*Instruction*.
Would you write out the listing verbatim and skip every picture in it?

Start of Rows

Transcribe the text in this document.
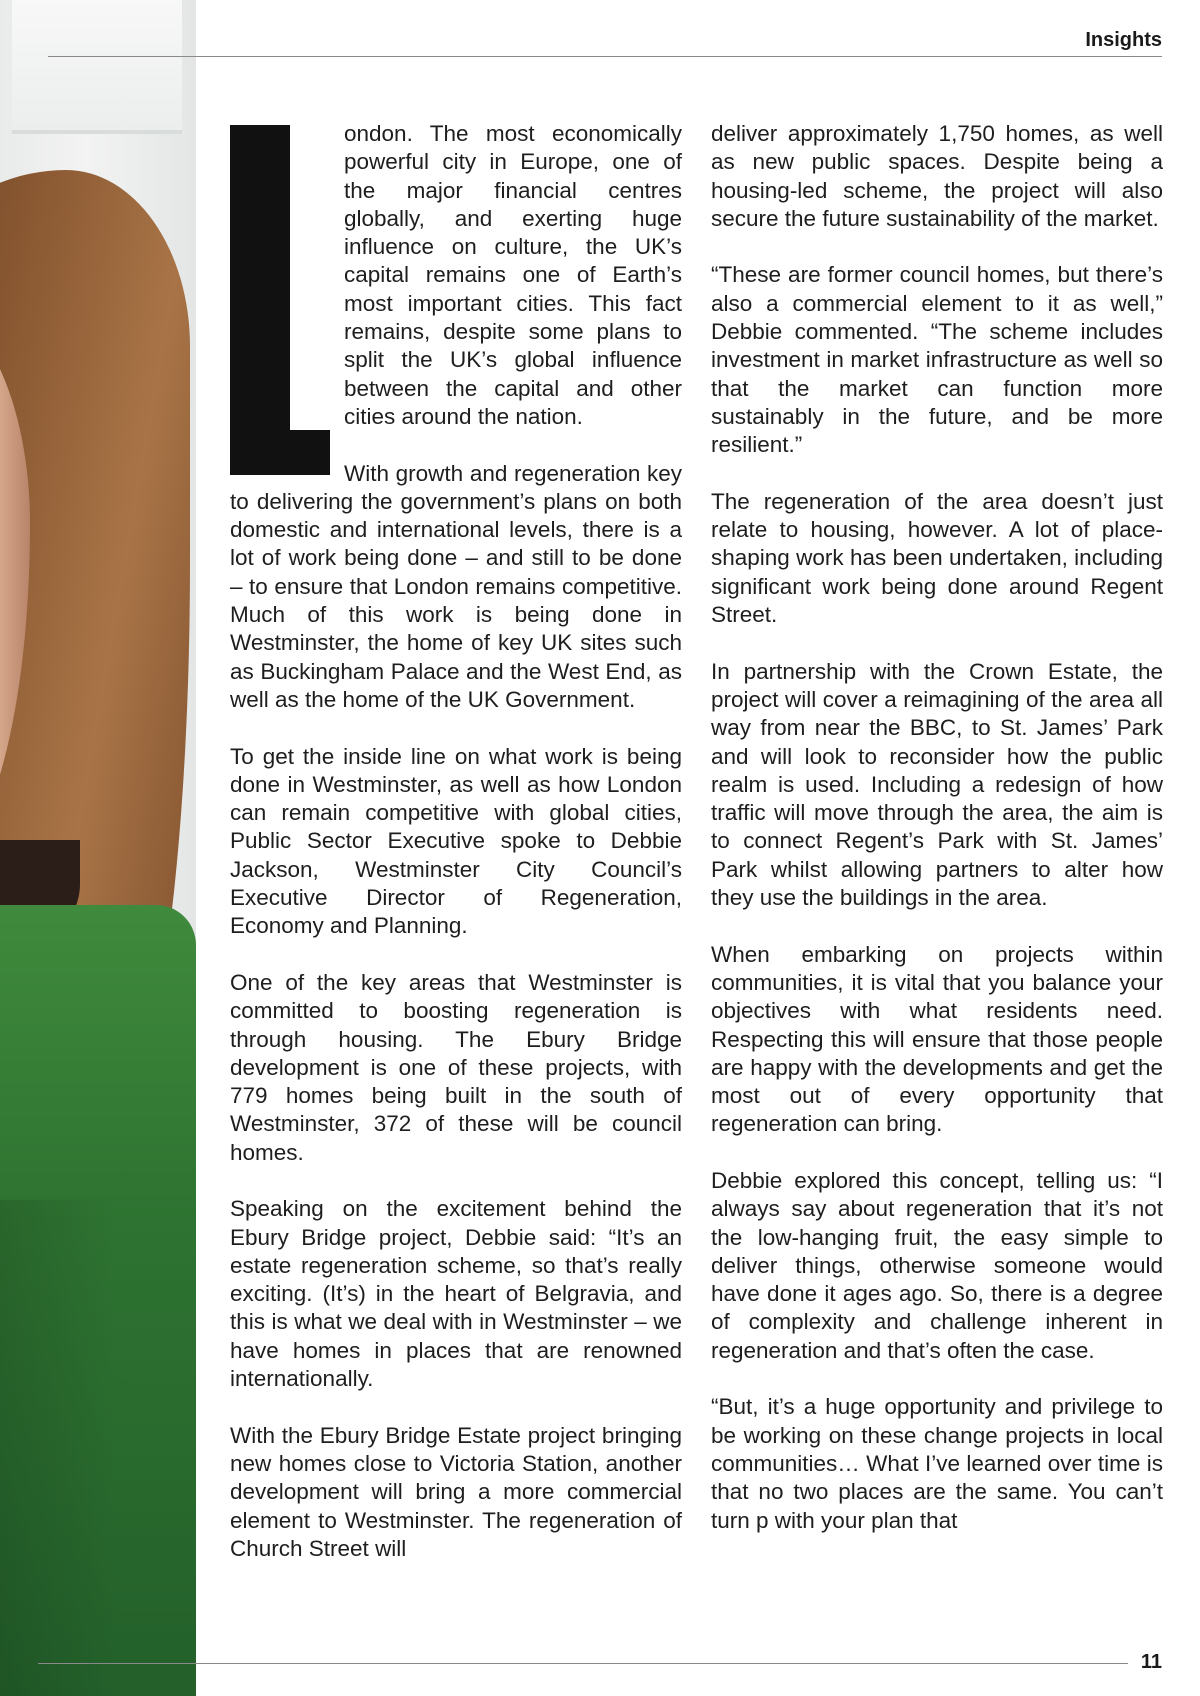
Insights

ondon. The most economically powerful city in Europe, one of the major financial centres globally, and exerting huge influence on culture, the UK’s capital remains one of Earth’s most important cities. This fact remains, despite some plans to split the UK’s global influence between the capital and other cities around the nation.

With growth and regeneration key to delivering the government’s plans on both domestic and international levels, there is a lot of work being done – and still to be done – to ensure that London remains competitive. Much of this work is being done in Westminster, the home of key UK sites such as Buckingham Palace and the West End, as well as the home of the UK Government.

To get the inside line on what work is being done in Westminster, as well as how London can remain competitive with global cities, Public Sector Executive spoke to Debbie Jackson, Westminster City Council’s Executive Director of Regeneration, Economy and Planning.

One of the key areas that Westminster is committed to boosting regeneration is through housing. The Ebury Bridge development is one of these projects, with 779 homes being built in the south of Westminster, 372 of these will be council homes.

Speaking on the excitement behind the Ebury Bridge project, Debbie said: “It’s an estate regeneration scheme, so that’s really exciting. (It’s) in the heart of Belgravia, and this is what we deal with in Westminster – we have homes in places that are renowned internationally.

With the Ebury Bridge Estate project bringing new homes close to Victoria Station, another development will bring a more commercial element to Westminster. The regeneration of Church Street will

deliver approximately 1,750 homes, as well as new public spaces. Despite being a housing-led scheme, the project will also secure the future sustainability of the market.

“These are former council homes, but there’s also a commercial element to it as well,” Debbie commented. “The scheme includes investment in market infrastructure as well so that the market can function more sustainably in the future, and be more resilient.”

The regeneration of the area doesn’t just relate to housing, however. A lot of place-shaping work has been undertaken, including significant work being done around Regent Street.

In partnership with the Crown Estate, the project will cover a reimagining of the area all way from near the BBC, to St. James’ Park and will look to reconsider how the public realm is used. Including a redesign of how traffic will move through the area, the aim is to connect Regent’s Park with St. James’ Park whilst allowing partners to alter how they use the buildings in the area.

When embarking on projects within communities, it is vital that you balance your objectives with what residents need. Respecting this will ensure that those people are happy with the developments and get the most out of every opportunity that regeneration can bring.

Debbie explored this concept, telling us: “I always say about regeneration that it’s not the low-hanging fruit, the easy simple to deliver things, otherwise someone would have done it ages ago. So, there is a degree of complexity and challenge inherent in regeneration and that’s often the case.

“But, it’s a huge opportunity and privilege to be working on these change projects in local communities… What I’ve learned over time is that no two places are the same. You can’t turn p with your plan that

11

End of Rows

*Result below*.
Transcribe the text in this document.
Insights

ondon. The most economically powerful city in Europe, one of the major financial centres globally, and exerting huge influence on culture, the UK’s capital remains one of Earth’s most important cities. This fact remains, despite some plans to split the UK’s global influence between the capital and other cities around the nation.

With growth and regeneration key to delivering the government’s plans on both domestic and international levels, there is a lot of work being done – and still to be done – to ensure that London remains competitive. Much of this work is being done in Westminster, the home of key UK sites such as Buckingham Palace and the West End, as well as the home of the UK Government.

To get the inside line on what work is being done in Westminster, as well as how London can remain competitive with global cities, Public Sector Executive spoke to Debbie Jackson, Westminster City Council’s Executive Director of Regeneration, Economy and Planning.

One of the key areas that Westminster is committed to boosting regeneration is through housing. The Ebury Bridge development is one of these projects, with 779 homes being built in the south of Westminster, 372 of these will be council homes.

Speaking on the excitement behind the Ebury Bridge project, Debbie said: “It’s an estate regeneration scheme, so that’s really exciting. (It’s) in the heart of Belgravia, and this is what we deal with in Westminster – we have homes in places that are renowned internationally.

With the Ebury Bridge Estate project bringing new homes close to Victoria Station, another development will bring a more commercial element to Westminster. The regeneration of Church Street will

deliver approximately 1,750 homes, as well as new public spaces. Despite being a housing-led scheme, the project will also secure the future sustainability of the market.

“These are former council homes, but there’s also a commercial element to it as well,” Debbie commented. “The scheme includes investment in market infrastructure as well so that the market can function more sustainably in the future, and be more resilient.”

The regeneration of the area doesn’t just relate to housing, however. A lot of place-shaping work has been undertaken, including significant work being done around Regent Street.

In partnership with the Crown Estate, the project will cover a reimagining of the area all way from near the BBC, to St. James’ Park and will look to reconsider how the public realm is used. Including a redesign of how traffic will move through the area, the aim is to connect Regent’s Park with St. James’ Park whilst allowing partners to alter how they use the buildings in the area.

When embarking on projects within communities, it is vital that you balance your objectives with what residents need. Respecting this will ensure that those people are happy with the developments and get the most out of every opportunity that regeneration can bring.

Debbie explored this concept, telling us: “I always say about regeneration that it’s not the low-hanging fruit, the easy simple to deliver things, otherwise someone would have done it ages ago. So, there is a degree of complexity and challenge inherent in regeneration and that’s often the case.

“But, it’s a huge opportunity and privilege to be working on these change projects in local communities… What I’ve learned over time is that no two places are the same. You can’t turn p with your plan that

11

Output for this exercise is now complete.